◆ RECORDED INFORMATION ◆
- - -
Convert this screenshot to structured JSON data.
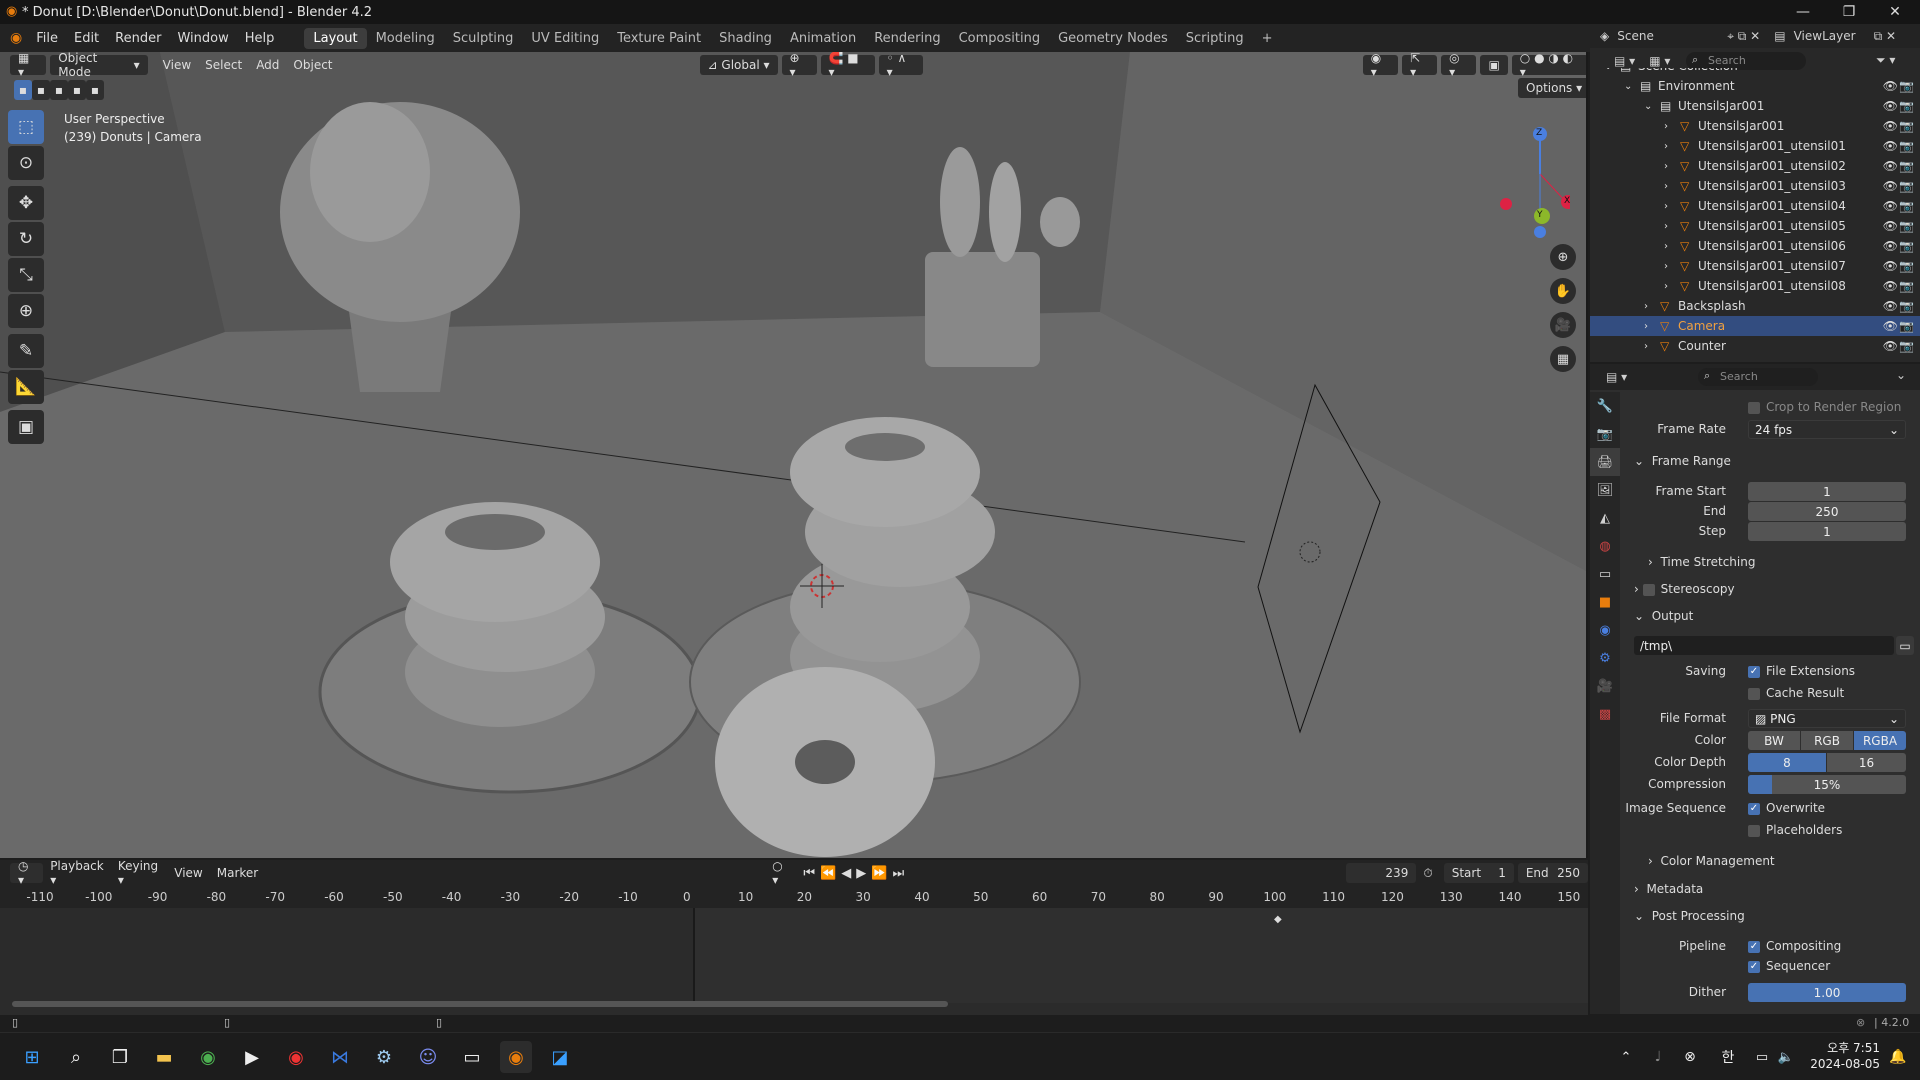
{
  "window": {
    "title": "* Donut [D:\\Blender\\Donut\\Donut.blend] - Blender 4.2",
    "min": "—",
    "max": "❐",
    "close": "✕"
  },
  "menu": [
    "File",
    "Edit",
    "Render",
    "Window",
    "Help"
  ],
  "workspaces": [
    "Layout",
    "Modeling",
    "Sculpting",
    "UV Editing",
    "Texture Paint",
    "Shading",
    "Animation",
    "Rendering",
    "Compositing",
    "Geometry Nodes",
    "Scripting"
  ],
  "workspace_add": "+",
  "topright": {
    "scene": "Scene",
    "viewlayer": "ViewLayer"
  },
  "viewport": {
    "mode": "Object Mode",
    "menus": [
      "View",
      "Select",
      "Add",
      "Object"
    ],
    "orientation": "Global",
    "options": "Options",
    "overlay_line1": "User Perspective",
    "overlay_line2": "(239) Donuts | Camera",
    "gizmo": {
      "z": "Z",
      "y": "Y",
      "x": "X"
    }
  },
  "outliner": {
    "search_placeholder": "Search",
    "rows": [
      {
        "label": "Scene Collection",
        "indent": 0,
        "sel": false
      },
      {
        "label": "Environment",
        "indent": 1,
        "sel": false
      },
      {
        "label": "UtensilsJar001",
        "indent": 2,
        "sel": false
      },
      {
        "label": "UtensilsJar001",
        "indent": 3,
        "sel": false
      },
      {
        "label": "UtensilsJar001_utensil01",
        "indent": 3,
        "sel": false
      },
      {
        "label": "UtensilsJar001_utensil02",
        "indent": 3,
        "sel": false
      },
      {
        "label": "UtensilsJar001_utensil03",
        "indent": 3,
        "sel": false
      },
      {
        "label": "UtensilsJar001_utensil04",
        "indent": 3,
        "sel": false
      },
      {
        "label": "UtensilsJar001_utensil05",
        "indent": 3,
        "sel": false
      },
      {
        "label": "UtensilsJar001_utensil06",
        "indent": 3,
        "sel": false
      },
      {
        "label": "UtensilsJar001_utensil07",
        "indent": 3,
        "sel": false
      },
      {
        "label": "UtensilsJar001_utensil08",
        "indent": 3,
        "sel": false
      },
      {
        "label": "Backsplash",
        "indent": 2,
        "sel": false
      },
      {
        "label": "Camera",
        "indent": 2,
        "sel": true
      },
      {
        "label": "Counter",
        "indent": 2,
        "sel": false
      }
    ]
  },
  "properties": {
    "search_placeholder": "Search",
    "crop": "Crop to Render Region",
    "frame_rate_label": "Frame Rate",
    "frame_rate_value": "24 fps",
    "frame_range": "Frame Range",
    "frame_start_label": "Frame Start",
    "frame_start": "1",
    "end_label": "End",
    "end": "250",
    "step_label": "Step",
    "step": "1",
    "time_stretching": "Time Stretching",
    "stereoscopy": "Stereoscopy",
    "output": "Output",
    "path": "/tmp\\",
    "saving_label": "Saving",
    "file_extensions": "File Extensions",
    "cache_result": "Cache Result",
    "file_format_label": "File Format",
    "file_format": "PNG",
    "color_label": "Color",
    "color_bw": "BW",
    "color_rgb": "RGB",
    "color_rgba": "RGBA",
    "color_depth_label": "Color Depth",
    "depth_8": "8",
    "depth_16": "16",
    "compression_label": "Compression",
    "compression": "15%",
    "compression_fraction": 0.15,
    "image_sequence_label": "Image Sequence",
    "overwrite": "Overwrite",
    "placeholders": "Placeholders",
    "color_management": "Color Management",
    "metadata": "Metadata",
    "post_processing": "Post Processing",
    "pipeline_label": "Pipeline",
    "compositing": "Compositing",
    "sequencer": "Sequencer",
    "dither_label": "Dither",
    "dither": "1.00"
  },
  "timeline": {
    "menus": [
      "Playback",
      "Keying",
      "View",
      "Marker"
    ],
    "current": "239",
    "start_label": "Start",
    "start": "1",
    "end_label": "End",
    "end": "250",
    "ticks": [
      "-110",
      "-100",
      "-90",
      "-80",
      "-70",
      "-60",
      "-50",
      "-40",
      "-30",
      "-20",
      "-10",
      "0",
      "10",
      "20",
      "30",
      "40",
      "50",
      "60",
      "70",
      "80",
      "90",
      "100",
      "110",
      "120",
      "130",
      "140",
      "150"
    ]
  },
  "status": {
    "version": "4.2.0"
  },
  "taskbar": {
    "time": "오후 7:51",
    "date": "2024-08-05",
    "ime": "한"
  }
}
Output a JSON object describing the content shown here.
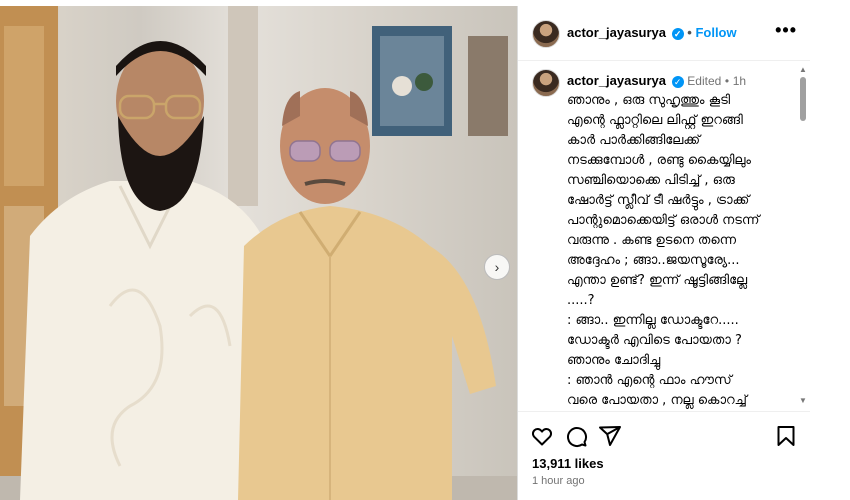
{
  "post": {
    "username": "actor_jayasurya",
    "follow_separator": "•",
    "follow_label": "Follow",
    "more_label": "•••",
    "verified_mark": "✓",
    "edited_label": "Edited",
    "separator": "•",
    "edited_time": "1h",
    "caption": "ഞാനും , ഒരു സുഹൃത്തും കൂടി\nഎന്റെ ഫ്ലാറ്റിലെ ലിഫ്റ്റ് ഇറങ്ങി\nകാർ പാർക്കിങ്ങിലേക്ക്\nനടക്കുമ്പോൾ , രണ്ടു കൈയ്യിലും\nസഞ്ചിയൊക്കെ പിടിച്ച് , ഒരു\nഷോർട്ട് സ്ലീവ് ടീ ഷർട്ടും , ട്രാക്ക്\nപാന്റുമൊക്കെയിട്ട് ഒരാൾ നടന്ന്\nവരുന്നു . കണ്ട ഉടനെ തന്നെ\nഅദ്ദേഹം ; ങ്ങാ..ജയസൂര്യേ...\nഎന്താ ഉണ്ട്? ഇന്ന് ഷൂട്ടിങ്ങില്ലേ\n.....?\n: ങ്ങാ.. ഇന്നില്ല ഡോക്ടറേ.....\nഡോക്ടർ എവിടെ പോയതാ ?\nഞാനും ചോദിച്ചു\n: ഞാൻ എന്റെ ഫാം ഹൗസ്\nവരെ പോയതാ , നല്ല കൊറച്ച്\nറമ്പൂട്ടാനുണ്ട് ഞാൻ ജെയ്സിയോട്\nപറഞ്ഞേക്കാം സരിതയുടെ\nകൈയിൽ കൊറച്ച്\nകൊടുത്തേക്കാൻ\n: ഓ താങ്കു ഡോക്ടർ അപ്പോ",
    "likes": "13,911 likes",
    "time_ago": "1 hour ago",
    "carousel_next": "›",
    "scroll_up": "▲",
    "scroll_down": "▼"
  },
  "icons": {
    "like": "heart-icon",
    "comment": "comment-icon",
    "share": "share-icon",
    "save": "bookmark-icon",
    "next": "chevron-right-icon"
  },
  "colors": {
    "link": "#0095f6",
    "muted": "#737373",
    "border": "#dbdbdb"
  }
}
- - -
Check each line of the entries above, and show every one holding the word "Camera".

    "overlay_line2": "(239) Donuts | Camera",
        "label": "Camera",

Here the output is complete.